■ **Brief**
Scan the listing and work out how many lines contain the word "this". Nothing but the number should be given.

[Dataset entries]

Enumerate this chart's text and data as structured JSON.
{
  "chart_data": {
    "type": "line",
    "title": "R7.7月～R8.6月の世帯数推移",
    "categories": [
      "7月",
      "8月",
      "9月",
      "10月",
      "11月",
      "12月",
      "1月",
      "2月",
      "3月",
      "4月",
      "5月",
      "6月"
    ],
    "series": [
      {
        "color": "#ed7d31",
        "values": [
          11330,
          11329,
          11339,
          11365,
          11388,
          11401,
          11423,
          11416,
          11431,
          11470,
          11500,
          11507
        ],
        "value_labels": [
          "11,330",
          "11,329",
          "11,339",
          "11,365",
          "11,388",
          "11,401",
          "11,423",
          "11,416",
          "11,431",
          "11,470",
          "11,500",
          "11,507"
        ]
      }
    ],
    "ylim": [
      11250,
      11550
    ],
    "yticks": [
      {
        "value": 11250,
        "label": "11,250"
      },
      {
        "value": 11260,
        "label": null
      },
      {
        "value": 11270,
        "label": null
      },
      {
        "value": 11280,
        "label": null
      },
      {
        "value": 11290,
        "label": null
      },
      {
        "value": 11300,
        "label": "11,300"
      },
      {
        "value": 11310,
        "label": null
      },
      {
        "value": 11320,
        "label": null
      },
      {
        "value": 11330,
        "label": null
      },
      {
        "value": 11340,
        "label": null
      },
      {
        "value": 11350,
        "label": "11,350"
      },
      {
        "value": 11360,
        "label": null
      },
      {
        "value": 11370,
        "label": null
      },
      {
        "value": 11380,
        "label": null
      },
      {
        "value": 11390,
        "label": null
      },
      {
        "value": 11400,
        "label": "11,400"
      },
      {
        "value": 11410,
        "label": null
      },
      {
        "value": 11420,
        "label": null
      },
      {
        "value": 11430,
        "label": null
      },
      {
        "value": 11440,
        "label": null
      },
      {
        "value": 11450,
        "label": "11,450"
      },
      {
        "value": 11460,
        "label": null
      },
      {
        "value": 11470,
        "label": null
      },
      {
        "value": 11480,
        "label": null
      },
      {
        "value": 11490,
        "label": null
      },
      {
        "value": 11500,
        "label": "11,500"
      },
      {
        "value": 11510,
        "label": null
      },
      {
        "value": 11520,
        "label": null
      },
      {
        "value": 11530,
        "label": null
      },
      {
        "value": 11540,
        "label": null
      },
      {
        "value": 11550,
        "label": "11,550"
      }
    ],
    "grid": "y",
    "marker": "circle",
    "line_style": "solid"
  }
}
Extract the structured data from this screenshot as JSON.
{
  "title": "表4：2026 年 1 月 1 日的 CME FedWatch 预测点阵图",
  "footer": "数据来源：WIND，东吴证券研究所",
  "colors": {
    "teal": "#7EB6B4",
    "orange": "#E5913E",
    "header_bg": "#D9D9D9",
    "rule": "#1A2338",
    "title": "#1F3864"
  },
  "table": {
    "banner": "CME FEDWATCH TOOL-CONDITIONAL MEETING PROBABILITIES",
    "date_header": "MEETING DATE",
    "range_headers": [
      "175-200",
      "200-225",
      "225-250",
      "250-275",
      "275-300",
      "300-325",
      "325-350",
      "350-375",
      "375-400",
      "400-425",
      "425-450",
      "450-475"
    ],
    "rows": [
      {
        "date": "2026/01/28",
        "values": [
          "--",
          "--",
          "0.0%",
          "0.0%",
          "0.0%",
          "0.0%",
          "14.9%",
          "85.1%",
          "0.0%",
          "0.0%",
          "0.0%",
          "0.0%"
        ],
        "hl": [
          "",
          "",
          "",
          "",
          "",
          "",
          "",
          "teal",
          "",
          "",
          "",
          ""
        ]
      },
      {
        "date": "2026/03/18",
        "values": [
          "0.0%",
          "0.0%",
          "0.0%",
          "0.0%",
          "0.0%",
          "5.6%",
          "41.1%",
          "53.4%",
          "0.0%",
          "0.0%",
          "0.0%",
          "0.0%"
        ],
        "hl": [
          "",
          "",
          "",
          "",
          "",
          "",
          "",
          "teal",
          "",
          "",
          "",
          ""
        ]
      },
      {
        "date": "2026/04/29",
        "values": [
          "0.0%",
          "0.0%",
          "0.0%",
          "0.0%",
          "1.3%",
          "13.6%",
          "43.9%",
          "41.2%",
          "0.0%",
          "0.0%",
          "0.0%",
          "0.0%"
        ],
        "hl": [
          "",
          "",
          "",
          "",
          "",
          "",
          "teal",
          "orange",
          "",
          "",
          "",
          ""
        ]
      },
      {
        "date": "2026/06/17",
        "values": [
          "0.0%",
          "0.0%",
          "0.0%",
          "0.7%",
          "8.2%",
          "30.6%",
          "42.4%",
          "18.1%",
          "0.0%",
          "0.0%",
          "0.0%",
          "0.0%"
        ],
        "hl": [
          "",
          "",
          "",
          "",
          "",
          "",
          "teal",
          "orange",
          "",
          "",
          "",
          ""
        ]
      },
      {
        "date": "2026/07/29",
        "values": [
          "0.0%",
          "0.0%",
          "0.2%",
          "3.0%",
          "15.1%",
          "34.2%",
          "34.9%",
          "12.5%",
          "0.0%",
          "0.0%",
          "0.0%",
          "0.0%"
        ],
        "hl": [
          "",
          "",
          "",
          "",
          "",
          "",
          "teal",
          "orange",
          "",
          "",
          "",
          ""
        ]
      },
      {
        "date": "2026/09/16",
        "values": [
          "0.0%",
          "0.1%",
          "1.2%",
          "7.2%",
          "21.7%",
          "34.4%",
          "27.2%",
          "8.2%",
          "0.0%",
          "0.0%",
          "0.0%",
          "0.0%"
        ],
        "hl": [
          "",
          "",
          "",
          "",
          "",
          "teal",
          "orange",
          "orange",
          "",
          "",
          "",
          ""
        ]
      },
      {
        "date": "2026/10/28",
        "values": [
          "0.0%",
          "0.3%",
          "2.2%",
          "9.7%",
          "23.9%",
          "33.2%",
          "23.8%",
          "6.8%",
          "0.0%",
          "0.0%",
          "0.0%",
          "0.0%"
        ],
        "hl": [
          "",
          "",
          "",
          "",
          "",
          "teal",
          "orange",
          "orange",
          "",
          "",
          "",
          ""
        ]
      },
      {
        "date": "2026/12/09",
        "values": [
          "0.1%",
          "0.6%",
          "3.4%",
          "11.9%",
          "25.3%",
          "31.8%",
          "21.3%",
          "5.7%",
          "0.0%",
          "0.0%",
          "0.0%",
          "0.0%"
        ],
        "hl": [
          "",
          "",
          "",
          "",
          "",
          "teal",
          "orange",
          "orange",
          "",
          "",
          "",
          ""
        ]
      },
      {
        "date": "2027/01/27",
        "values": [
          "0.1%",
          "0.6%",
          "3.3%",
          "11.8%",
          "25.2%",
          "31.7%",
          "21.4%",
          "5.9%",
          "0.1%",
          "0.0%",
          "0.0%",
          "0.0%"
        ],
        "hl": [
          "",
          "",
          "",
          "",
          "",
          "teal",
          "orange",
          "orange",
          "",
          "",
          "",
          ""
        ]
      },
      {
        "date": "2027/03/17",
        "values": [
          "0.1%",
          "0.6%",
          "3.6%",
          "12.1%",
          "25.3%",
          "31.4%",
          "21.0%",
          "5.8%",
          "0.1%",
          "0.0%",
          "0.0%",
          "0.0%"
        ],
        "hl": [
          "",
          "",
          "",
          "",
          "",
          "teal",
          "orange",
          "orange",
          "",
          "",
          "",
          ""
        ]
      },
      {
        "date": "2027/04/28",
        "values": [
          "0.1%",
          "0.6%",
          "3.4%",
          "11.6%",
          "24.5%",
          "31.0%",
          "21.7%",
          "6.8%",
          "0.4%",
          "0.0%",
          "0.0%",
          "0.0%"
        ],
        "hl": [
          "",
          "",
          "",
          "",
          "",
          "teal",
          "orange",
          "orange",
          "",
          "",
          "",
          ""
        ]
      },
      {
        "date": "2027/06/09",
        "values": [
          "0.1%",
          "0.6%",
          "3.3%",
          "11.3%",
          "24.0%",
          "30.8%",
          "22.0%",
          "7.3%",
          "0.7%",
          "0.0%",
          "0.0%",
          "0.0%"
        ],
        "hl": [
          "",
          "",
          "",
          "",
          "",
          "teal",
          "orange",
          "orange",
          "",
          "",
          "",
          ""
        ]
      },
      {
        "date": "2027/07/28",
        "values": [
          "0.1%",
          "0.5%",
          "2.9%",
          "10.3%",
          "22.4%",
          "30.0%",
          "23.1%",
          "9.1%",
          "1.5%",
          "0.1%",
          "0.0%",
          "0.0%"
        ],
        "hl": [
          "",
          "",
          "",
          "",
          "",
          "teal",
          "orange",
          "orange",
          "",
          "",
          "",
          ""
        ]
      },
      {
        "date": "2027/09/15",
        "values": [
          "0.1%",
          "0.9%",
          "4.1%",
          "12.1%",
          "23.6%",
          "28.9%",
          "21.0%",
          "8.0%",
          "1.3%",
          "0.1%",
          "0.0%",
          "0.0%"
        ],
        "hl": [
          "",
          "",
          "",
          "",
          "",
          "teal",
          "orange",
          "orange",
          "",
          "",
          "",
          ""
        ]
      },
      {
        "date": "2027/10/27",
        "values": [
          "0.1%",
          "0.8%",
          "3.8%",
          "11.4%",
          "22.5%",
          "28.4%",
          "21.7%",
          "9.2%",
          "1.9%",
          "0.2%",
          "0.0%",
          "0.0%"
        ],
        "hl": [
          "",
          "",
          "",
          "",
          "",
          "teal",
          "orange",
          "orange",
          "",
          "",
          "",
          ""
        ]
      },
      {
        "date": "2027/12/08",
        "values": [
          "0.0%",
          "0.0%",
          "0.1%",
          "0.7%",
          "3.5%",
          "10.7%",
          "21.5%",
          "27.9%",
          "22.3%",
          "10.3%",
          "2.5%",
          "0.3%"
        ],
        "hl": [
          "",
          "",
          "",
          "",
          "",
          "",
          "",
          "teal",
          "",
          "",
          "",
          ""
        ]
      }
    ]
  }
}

■ **The solution**
2